[jira] [Updated] (COUCHDB-1373) Time-ordered document ids including the database identity

Nick North (Updated) (JIRA) Sat, 31 Dec 2011 07:28:57 -0800

     [ 
https://issues.apache.org/jira/browse/COUCHDB-1373?page=com.atlassian.jira.plugin.system.issuetabpanels:all-tabpanel
 ]


Nick North updated COUCHDB-1373:
--------------------------------

    Description: 
This suggestion is for an enhancement to the document id generation algorithms 
in CouchDb. I am new to CouchDb, and this question addresses an old issue 
(https://issues.apache.org/jira/browse/COUCHDB-465) so please forgive me if I 
am retreading old ground.

My application has a number of mutually replicating CouchDb instances and I 
would like document ids to be monotonically-increasing per-instance, and 
globally unique, and for the instance where the document was created to be 
determinable from the id. (To be more accurate - I don't need to know anything 
about the instance itself; just whether any two documents originated from the 
same instance.) The utc_random algorithm is not far from meeting these 
requirements, as ids are monotonic and almost certainly globally unique. 
However, the instance cannot be determined from the id, and there is a tiny 
chance of an id clash between two instances. Both of these issues could be 
solved if the random part of the id could be replaced with a suffix that is 
fixed in the ini file for each instance.

To address this I have a modified version of couch_uuids.erl introducing a new 
utc_machine_id algorithm which reads a machine_id string from the ini file and 
then generates ids using an internal utc_suffix method that just appends the 
string to the usual utc 14-byte string. utc_random then also uses the 
utc_suffix method, but its suffix is the usual random byte string.

However, it is obviously a nuisance to have to maintain a non-standard 
distribution, so I wondered if there is enough call for this sort of thing to 
make it a part of the standard distribution? If there is, I'd be very happy to 
make my code available for discussion/modification/inclusion. If there are good 
reasons why this is a bad idea, then I'd also be very interested to hear them 
so that I can rethink my ideas. (It happens that the privacy and guessability 
concerns raised in the original discussion do not apply in my case.) If this 
question has been beaten to death, then I'm sorry for bothering the group, and 
would be grateful if someone could point me to the discussions so that I can 
understand the issues.

  was:
This suggestion is for an enhancement to the document id generation algorithms 
in CouchDb. I am new to CouchDb, and this question addresses an old issue 
(https://issues.apache.org/jira/browse/COUCHDB-465) so please forgive me if I 
am retreading old ground.

My application has a number of mutually replicating CouchDb instances and I 
would like document ids to be monotonically-increasing per-instance, and 
globally unique, and for the instance where the document was created to be 
determinable from the id. (To be more accurate - I don't need to know anything 
about the instance itself; just whether any two documents originated from the 
same instance.) The utc_random algorithm is not far from meeting these 
requirements, as ids are monotonic and almost certainly globally unique. 
However, the instance cannot be determined from the id, and there is a tiny 
chance of an id clash between two instances. Both of these issues could be 
solved if the random part of the id could be replaced with a suffix that is 
fixed in the ini file for each instance.

To addresses this I have a modified version of couch_uuids.erl introducing a 
new utc_machine_id algorithm which reads a machine_id string from the ini file 
and then generates ids using an internal utc_suffix method that just appends 
the string to the usual utc 14-byte string. utc_random then also uses the 
utc_suffix method, but its suffix is the usual random byte string.

▸ REQUEST 1: Count the lines in the rows below that contain the string "queen", treating uppercase and lowercase as different. Give only the number.

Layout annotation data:
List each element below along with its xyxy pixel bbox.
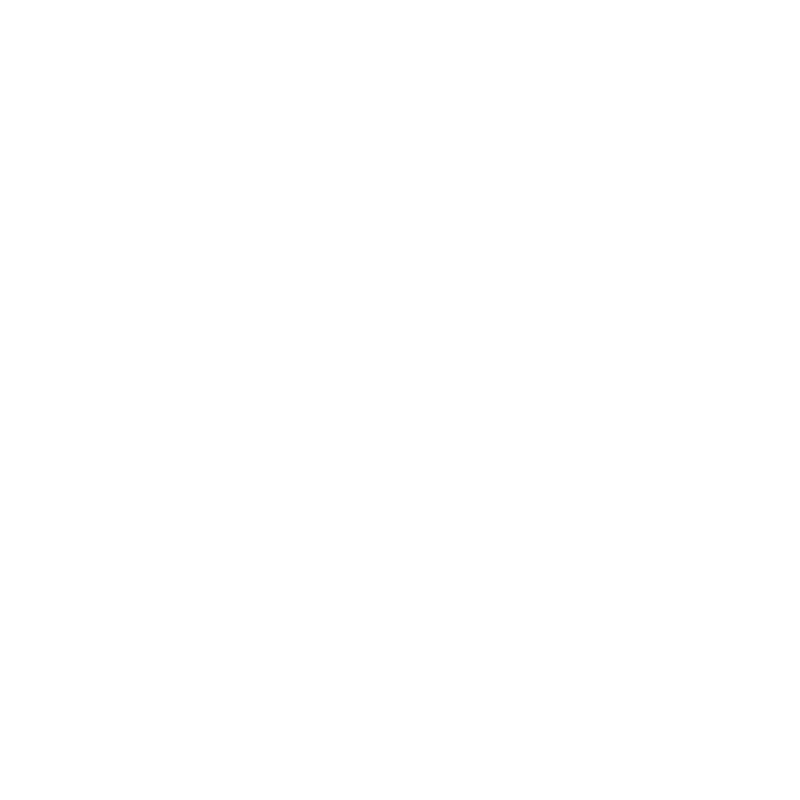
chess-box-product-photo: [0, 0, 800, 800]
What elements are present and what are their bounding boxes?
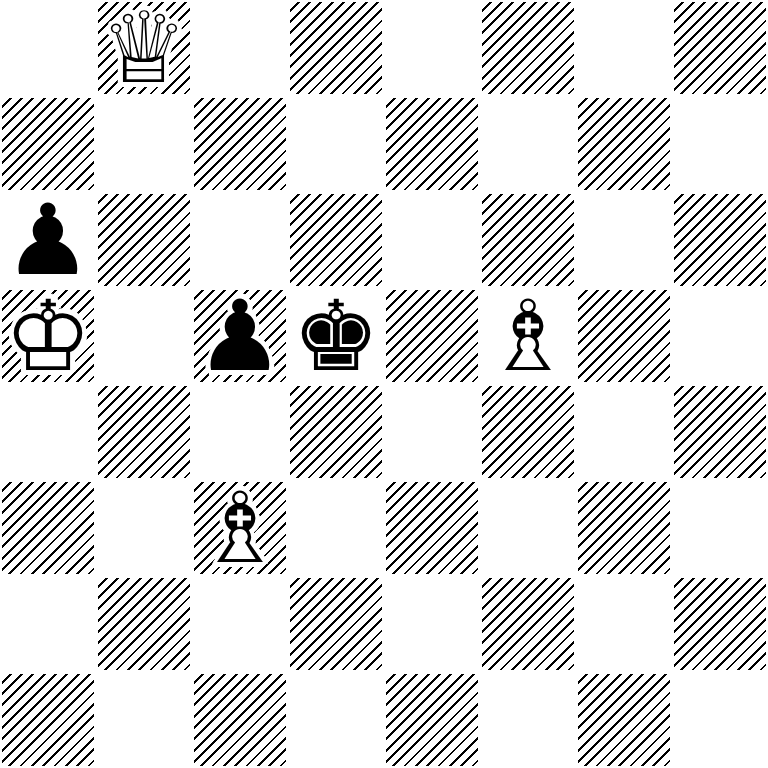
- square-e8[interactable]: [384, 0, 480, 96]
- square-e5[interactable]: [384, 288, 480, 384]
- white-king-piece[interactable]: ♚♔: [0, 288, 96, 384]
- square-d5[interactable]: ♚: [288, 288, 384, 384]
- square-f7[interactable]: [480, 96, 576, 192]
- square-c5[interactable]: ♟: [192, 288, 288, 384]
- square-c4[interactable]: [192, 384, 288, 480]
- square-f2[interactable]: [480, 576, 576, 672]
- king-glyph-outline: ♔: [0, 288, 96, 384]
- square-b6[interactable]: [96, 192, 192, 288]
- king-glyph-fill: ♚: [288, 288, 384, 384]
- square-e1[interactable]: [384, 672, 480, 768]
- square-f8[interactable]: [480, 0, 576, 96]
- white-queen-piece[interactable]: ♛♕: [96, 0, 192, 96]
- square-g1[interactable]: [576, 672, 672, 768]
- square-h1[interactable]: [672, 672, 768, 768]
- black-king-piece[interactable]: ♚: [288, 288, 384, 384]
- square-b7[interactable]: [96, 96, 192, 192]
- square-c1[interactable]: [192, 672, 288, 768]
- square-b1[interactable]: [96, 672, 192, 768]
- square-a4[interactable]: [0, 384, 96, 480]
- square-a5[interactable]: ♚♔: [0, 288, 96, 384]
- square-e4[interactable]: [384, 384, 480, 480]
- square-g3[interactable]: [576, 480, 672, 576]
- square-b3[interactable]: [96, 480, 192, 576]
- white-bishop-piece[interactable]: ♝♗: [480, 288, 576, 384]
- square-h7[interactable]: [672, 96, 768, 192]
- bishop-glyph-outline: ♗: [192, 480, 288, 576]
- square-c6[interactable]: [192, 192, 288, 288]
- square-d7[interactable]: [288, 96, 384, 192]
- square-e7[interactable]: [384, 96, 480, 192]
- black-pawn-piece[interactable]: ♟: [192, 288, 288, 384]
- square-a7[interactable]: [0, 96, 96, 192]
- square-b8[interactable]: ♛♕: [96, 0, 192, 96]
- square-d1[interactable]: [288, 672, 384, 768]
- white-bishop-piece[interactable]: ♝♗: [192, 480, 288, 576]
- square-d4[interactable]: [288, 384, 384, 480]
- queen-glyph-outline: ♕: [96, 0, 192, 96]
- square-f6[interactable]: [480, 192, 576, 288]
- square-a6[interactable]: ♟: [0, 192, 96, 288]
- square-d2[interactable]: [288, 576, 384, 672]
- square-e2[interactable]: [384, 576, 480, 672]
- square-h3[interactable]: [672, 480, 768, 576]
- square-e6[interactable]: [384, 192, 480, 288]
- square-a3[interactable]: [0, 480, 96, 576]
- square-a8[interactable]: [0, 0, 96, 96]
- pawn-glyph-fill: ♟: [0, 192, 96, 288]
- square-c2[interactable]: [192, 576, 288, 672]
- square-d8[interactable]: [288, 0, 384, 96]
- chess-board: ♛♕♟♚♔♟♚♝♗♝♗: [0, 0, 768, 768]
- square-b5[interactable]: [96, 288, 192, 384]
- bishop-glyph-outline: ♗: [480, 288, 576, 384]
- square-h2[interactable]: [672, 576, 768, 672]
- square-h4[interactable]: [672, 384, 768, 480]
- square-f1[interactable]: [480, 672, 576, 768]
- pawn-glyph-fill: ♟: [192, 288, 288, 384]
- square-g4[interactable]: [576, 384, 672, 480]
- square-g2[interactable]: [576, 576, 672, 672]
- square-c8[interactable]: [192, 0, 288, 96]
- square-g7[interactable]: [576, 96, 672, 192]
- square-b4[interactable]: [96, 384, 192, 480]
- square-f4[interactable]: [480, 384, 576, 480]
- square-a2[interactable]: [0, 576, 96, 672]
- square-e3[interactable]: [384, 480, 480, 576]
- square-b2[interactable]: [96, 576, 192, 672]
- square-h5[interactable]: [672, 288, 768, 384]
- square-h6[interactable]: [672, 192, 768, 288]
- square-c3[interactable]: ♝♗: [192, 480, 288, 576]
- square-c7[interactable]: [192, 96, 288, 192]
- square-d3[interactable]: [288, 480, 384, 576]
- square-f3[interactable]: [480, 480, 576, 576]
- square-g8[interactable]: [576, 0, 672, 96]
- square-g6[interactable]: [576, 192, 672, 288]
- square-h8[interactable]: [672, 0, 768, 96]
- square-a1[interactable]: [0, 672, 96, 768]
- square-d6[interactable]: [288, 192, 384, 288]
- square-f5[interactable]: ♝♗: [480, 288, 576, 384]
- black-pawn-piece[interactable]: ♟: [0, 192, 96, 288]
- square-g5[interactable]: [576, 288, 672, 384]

▸ REQUEST 2: Rewrite the issue description between "However, it is" and "understand the issues.", inclusive, swapping "distribution" for "release".

▸ WRITTEN SOLUTION 1: 2

▸ WRITTEN SOLUTION 2:
However, it is obviously a nuisance to have to maintain a non-standard 
release, so I wondered if there is enough call for this sort of thing to 
make it a part of the standard release? If there is, I'd be very happy to 
make my code available for discussion/modification/inclusion. If there are good 
reasons why this is a bad idea, then I'd also be very interested to hear them 
so that I can rethink my ideas. (It happens that the privacy and guessability 
concerns raised in the original discussion do not apply in my case.) If this 
question has been beaten to death, then I'm sorry for bothering the group, and 
would be grateful if someone could point me to the discussions so that I can 
understand the issues.